*WORK REQUIRED*
Of all the lines in the records, how many hold the word "ylabel"? Answer with the number only.
---- RECORDS FOR THIS EXERCISE
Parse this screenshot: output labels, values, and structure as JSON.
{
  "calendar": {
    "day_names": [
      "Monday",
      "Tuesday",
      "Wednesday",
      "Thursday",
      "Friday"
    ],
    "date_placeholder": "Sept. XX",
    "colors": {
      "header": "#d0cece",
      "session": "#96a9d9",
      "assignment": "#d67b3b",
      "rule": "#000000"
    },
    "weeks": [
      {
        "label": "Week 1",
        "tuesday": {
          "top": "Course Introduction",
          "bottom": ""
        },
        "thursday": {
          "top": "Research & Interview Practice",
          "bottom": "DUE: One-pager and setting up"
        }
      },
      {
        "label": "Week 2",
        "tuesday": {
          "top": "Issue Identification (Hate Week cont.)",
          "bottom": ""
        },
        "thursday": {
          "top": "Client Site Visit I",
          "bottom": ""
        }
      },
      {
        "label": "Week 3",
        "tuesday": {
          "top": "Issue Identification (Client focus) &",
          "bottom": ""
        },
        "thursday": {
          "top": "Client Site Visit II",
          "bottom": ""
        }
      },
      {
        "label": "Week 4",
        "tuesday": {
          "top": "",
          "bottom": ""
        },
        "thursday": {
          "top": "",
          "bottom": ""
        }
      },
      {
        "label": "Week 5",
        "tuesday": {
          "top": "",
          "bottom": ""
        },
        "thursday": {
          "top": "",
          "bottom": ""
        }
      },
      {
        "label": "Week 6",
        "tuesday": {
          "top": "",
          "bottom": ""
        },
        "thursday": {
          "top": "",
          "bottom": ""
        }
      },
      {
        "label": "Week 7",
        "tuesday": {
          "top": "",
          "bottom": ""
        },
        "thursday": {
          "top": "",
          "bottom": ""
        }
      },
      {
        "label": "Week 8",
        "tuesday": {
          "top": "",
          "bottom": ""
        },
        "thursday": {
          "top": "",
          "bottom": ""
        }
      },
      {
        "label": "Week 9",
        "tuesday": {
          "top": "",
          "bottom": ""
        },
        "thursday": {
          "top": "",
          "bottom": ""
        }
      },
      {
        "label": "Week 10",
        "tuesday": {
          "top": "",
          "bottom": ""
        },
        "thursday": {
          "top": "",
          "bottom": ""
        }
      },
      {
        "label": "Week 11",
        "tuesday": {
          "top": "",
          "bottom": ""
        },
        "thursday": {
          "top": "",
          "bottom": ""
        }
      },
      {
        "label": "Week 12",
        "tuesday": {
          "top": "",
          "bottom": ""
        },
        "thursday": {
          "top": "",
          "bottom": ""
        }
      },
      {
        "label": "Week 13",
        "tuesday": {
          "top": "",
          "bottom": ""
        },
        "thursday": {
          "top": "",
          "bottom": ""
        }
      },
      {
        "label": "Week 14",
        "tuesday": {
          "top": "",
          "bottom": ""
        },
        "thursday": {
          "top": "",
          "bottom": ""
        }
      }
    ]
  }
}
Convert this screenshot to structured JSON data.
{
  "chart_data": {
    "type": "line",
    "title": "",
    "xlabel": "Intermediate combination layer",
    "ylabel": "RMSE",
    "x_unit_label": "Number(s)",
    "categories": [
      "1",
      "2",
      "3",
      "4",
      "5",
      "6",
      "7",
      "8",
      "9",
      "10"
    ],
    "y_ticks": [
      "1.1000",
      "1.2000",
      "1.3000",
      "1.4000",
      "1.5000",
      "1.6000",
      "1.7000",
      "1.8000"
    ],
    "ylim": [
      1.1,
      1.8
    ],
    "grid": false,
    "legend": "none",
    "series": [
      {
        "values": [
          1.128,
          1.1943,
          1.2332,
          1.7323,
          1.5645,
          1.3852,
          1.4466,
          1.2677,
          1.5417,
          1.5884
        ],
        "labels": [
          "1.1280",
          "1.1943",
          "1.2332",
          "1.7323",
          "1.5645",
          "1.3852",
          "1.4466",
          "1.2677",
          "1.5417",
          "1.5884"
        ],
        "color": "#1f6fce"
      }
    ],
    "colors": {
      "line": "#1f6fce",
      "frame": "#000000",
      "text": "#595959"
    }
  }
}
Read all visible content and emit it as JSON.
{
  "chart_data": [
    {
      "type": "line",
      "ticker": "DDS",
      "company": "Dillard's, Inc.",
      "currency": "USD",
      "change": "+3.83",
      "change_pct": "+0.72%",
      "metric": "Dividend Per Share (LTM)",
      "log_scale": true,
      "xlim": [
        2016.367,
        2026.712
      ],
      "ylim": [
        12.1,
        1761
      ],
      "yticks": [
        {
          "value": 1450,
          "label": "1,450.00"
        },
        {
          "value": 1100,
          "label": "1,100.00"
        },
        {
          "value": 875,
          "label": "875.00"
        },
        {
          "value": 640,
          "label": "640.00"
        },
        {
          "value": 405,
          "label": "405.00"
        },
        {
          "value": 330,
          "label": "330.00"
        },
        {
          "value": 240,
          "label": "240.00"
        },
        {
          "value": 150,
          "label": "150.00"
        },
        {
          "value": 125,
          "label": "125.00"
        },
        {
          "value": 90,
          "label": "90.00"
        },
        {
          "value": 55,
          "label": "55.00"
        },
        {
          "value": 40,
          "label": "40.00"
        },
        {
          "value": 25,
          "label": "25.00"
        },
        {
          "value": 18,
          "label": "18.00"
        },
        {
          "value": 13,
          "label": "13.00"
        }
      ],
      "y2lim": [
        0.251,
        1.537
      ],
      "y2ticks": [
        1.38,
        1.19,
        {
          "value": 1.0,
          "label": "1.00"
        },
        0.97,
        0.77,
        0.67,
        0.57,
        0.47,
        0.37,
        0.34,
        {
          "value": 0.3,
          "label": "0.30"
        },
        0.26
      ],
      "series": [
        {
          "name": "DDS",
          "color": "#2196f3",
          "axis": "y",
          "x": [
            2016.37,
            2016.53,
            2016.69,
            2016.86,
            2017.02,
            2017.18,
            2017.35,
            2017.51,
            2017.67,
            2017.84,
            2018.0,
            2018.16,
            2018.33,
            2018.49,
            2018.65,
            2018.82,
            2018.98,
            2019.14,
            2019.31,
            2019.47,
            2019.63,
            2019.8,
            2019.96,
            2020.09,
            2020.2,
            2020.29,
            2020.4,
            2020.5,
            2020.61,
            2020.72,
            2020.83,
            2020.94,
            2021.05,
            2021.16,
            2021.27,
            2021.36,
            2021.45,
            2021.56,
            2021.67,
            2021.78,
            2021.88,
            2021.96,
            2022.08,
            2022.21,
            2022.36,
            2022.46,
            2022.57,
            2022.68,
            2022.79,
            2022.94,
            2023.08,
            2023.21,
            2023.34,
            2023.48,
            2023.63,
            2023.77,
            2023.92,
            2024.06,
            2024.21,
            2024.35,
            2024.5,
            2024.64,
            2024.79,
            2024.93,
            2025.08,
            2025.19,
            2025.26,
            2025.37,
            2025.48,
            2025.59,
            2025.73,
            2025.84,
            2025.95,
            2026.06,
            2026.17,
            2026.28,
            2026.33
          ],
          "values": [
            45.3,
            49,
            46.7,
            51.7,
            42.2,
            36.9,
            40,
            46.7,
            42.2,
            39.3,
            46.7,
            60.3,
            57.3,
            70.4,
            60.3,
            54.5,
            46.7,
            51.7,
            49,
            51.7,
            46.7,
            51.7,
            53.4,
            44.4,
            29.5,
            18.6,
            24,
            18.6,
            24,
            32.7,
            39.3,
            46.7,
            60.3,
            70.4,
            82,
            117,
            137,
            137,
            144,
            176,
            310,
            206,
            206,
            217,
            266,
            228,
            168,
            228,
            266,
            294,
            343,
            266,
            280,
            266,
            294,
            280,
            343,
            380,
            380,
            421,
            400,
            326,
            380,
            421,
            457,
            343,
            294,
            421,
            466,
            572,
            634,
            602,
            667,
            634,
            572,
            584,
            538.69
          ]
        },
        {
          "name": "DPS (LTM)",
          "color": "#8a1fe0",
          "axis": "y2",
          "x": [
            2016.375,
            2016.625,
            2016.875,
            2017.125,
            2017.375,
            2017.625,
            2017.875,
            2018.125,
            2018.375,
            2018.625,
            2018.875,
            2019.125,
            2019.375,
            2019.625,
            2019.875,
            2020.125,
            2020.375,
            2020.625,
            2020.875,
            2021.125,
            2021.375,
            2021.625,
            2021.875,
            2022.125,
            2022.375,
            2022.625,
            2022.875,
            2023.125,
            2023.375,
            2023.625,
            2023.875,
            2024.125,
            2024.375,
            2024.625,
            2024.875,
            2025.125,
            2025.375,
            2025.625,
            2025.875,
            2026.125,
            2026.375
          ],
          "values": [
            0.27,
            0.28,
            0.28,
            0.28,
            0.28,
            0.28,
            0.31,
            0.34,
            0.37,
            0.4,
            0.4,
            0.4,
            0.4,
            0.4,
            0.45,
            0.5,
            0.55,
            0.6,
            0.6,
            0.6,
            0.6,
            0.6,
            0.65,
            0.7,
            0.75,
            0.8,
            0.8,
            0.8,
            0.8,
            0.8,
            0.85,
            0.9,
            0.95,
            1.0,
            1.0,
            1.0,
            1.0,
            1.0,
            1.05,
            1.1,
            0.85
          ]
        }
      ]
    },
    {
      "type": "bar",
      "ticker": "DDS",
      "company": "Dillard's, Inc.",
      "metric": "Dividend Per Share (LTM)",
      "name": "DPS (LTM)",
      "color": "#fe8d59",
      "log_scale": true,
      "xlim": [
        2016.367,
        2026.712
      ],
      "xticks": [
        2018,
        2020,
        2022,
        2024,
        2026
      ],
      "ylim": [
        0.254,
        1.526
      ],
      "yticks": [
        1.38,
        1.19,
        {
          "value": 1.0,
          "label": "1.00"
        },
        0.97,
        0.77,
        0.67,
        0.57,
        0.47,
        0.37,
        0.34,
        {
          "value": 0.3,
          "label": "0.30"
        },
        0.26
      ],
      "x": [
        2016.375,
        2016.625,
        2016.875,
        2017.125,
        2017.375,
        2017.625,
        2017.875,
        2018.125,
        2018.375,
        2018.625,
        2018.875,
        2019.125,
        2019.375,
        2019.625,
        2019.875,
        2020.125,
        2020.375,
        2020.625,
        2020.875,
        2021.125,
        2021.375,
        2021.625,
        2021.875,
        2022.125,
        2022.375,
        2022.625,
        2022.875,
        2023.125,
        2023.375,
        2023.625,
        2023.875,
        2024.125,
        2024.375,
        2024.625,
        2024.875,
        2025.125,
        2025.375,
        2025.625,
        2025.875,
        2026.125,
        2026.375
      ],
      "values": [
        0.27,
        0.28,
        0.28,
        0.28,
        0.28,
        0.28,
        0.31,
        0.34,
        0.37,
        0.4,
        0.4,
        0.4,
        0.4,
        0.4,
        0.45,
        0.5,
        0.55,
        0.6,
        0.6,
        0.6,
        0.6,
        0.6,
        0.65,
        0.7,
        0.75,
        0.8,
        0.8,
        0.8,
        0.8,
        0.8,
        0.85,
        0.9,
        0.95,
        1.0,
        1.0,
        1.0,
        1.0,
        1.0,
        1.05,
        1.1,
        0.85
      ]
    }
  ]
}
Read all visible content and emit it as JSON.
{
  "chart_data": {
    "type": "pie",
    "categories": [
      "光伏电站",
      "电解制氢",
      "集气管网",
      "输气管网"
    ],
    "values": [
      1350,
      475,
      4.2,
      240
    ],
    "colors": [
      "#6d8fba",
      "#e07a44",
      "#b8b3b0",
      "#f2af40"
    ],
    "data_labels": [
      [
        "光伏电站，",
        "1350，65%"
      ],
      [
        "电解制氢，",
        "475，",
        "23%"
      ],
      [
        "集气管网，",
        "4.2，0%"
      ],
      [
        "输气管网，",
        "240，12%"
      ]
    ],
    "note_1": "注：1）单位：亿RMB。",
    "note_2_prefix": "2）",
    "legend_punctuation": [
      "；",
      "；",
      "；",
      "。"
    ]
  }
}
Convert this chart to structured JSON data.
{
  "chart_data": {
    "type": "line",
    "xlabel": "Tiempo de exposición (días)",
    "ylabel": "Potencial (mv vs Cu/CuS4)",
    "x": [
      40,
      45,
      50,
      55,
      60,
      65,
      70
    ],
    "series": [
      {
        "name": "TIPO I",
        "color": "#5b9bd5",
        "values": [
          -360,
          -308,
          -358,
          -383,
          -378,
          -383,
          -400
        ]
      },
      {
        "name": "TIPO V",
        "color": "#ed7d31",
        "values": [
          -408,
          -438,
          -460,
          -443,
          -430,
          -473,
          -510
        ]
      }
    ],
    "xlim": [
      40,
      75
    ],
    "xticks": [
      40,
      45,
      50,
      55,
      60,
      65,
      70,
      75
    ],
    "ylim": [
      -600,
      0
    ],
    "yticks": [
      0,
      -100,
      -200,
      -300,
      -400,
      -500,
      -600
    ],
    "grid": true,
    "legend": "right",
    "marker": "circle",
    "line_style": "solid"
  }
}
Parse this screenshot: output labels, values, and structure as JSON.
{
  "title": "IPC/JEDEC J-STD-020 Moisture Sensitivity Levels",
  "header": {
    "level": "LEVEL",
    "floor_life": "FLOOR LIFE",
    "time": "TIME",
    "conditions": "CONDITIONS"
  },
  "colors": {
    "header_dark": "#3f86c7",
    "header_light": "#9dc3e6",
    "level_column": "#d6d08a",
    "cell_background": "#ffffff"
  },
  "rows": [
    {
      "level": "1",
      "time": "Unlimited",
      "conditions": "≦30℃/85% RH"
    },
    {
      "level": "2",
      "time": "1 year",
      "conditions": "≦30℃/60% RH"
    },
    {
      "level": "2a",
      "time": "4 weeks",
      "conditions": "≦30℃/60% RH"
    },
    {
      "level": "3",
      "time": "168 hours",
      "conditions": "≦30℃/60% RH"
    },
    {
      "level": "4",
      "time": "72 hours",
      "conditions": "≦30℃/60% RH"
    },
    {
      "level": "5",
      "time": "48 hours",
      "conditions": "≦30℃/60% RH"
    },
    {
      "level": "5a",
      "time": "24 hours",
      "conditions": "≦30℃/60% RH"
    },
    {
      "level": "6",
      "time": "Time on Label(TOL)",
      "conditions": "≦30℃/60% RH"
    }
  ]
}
--------
*SOLUTION BELOW*
2